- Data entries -
+ + +

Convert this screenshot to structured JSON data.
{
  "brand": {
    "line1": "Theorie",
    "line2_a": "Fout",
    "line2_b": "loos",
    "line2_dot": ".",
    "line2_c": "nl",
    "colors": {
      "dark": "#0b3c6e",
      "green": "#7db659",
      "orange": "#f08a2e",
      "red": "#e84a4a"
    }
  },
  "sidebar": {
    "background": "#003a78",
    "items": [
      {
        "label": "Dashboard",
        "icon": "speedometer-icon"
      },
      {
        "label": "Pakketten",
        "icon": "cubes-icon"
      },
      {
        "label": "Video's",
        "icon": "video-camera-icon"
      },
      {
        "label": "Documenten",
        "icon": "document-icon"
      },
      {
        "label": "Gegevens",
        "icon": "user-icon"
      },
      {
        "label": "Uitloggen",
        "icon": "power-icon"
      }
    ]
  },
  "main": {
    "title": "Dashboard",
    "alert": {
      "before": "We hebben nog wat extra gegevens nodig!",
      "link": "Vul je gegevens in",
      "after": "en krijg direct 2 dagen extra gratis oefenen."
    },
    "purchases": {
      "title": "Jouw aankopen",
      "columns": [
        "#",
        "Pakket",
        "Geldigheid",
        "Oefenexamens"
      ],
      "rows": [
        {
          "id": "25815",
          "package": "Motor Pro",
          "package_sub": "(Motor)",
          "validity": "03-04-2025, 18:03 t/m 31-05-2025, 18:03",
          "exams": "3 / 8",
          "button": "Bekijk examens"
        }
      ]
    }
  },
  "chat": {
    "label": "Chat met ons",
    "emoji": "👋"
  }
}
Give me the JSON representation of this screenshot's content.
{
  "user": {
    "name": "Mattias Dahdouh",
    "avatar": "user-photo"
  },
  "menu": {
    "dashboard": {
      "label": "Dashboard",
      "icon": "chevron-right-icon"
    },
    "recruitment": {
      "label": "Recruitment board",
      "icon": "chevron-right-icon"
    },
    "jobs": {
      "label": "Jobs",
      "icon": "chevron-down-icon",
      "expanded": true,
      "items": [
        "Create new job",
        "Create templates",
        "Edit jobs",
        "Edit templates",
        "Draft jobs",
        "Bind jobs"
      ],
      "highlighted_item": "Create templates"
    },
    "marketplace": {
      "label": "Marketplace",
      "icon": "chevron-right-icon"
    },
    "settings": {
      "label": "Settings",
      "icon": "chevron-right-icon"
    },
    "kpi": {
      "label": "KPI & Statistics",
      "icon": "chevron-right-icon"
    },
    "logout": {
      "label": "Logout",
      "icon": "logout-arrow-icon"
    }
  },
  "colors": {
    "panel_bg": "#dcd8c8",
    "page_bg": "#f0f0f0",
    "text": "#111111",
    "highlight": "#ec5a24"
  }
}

+ + +

- Exercise description -
Gather every line containing the word "Motor" and copy it.

- The response -
          "package": "Motor Pro",
          "package_sub": "(Motor)",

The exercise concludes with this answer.